§ **Entries from a dataset**:
(begin)

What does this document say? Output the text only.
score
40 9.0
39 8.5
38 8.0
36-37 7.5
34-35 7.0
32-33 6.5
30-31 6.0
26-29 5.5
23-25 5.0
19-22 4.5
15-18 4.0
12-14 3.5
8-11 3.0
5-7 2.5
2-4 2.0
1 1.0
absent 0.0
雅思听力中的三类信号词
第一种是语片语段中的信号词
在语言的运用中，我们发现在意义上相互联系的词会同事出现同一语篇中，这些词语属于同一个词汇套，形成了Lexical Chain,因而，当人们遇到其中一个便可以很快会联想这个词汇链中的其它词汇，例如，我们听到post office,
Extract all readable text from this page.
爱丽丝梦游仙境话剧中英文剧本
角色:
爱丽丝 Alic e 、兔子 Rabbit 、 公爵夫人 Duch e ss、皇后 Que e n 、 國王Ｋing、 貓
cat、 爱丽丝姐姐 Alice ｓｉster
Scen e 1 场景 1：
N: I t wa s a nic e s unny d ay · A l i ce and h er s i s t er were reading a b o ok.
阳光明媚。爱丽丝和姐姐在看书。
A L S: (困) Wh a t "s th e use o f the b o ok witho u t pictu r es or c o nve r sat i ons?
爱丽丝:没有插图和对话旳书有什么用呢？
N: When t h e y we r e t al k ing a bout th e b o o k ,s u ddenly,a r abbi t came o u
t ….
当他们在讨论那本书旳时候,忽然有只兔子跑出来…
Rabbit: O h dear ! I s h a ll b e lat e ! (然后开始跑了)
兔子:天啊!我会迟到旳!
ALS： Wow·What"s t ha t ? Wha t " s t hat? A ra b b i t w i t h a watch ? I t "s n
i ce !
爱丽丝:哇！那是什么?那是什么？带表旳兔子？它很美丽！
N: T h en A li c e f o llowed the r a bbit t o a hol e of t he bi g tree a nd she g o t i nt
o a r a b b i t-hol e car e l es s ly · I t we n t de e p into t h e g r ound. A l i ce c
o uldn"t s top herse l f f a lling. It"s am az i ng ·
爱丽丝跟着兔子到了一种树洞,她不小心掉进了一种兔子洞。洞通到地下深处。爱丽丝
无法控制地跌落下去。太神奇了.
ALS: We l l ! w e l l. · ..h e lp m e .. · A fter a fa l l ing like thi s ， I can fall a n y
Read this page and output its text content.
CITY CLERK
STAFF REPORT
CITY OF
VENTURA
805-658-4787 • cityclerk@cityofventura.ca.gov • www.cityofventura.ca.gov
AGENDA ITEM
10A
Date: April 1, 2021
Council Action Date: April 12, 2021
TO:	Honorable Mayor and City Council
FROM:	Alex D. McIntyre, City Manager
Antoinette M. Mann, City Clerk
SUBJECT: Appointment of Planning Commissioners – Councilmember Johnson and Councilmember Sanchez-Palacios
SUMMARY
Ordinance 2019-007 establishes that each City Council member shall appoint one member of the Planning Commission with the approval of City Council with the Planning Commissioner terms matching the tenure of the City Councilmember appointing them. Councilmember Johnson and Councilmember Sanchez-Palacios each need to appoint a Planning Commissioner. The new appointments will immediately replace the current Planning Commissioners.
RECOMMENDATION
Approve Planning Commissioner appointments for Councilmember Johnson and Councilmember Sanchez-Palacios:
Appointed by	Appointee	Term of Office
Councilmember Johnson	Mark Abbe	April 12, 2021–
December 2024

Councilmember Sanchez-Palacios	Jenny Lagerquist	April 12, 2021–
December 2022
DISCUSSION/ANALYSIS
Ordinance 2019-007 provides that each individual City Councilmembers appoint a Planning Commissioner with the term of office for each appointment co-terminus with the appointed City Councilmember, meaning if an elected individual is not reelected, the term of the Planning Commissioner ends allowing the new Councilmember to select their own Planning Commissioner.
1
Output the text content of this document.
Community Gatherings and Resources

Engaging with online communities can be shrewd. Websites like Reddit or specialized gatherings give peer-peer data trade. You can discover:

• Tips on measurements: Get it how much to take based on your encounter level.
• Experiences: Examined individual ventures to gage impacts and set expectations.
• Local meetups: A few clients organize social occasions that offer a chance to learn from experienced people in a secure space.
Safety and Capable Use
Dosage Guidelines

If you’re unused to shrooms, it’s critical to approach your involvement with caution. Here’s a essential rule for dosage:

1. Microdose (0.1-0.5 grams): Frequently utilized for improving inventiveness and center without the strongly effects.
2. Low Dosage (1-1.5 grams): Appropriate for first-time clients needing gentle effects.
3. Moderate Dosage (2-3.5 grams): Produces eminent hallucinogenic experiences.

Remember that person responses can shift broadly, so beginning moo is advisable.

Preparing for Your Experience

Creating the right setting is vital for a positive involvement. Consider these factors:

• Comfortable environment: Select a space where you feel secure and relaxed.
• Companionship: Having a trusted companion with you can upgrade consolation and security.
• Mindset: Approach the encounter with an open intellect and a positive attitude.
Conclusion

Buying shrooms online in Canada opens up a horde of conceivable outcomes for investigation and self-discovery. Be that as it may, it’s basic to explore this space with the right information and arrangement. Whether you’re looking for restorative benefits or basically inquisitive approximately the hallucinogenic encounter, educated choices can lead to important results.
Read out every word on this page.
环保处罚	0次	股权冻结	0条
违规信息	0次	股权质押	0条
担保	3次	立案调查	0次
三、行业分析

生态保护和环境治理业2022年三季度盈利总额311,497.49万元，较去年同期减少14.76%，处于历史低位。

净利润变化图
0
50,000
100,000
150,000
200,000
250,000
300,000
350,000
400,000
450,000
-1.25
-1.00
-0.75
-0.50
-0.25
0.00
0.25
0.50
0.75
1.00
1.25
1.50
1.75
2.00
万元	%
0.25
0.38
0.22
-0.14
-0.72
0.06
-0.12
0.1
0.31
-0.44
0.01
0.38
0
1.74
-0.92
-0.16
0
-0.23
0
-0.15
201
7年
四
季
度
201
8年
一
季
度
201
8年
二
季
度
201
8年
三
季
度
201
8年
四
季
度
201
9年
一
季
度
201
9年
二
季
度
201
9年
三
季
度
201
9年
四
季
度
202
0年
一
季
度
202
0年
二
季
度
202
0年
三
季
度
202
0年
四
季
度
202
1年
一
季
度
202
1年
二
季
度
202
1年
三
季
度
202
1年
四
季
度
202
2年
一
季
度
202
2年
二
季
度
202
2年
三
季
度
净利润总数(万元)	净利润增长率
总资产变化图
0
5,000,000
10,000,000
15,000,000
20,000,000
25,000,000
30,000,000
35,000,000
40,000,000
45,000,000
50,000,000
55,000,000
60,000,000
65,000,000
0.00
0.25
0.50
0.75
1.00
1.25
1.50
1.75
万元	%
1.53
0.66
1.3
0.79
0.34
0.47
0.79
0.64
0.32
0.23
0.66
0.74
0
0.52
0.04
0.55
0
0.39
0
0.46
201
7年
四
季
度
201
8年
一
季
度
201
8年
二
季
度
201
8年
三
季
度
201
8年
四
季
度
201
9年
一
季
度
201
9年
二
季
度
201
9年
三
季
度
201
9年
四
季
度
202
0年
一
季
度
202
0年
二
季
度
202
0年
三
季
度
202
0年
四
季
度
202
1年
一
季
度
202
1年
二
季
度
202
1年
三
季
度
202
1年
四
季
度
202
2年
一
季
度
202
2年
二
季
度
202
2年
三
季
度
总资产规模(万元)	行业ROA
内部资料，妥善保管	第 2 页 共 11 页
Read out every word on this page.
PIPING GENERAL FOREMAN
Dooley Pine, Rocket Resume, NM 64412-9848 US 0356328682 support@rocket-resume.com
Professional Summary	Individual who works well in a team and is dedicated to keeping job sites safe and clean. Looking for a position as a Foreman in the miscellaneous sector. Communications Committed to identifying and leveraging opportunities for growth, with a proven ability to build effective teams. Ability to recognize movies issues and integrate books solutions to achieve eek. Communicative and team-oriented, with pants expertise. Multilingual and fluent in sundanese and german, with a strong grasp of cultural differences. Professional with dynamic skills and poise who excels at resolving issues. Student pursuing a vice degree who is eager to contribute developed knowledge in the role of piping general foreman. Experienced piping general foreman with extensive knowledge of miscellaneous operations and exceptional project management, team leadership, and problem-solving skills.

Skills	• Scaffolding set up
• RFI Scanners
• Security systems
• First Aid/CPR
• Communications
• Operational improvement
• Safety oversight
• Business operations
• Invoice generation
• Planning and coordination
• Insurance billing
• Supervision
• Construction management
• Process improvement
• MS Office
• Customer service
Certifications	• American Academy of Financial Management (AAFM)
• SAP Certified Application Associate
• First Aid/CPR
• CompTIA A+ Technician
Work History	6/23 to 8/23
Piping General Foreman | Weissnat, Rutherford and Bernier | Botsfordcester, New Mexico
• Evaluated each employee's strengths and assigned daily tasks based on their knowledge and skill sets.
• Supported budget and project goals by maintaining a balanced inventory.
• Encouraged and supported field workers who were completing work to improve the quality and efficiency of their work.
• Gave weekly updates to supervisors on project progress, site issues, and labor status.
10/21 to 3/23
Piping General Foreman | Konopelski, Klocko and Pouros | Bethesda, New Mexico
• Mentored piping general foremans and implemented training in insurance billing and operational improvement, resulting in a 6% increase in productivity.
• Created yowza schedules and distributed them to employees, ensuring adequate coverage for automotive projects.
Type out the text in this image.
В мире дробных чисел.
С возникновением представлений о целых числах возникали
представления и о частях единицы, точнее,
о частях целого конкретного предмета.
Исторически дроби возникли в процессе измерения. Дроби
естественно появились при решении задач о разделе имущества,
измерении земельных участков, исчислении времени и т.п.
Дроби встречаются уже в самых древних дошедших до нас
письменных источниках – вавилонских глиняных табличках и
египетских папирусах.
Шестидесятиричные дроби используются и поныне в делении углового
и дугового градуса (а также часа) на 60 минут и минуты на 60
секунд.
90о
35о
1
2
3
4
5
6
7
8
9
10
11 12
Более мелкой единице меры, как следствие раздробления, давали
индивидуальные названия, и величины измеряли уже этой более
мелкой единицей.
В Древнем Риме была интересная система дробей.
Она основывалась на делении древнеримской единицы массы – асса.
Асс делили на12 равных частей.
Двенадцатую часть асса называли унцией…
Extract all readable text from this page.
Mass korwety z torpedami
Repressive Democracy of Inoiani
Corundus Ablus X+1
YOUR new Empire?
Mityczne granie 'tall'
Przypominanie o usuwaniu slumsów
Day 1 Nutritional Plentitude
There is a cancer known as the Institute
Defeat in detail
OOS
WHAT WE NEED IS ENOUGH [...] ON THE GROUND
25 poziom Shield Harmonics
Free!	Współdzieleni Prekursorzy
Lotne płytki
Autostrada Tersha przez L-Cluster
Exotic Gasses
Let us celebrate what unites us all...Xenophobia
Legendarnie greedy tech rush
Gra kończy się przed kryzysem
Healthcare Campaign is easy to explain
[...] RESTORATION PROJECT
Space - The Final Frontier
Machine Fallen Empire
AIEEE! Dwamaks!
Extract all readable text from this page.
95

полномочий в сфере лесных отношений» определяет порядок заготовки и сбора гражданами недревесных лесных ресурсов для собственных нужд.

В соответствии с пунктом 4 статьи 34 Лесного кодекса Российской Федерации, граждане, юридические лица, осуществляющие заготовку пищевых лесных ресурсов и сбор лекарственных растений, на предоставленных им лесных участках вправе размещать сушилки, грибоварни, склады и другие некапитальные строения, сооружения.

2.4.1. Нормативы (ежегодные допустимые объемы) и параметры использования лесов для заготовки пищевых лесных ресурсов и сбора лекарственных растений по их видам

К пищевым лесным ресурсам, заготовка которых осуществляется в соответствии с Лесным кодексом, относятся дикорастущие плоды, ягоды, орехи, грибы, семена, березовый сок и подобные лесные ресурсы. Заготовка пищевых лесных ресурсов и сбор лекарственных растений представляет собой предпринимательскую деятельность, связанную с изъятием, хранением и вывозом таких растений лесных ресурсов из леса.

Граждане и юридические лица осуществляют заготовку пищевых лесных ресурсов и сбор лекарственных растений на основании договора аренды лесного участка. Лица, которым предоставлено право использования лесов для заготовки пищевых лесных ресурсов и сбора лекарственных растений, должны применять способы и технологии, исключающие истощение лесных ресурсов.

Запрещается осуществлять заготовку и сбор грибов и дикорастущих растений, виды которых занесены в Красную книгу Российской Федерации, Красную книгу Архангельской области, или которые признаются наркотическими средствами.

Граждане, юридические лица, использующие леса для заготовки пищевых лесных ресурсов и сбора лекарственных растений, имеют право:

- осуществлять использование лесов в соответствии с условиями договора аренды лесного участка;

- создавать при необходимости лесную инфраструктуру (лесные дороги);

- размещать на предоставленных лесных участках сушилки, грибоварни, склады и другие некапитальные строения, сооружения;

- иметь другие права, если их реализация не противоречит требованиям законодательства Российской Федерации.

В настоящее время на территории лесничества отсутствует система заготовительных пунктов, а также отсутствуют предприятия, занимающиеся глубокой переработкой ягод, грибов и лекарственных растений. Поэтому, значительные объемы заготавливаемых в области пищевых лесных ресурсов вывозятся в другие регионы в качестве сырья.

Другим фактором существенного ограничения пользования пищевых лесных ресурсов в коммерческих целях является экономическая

(end)

§ **WRITTEN REQUEST**:
Identify each line of the material where the word "объемы" shows up, and copy it.

§ **THE ANSWER**:
2.4.1. Нормативы (ежегодные допустимые объемы) и параметры использования лесов для заготовки пищевых лесных ресурсов и сбора лекарственных растений по их видам
В настоящее время на территории лесничества отсутствует система заготовительных пунктов, а также отсутствуют предприятия, занимающиеся глубокой переработкой ягод, грибов и лекарственных растений. Поэтому, значительные объемы заготавливаемых в области пищевых лесных ресурсов вывозятся в другие регионы в качестве сырья.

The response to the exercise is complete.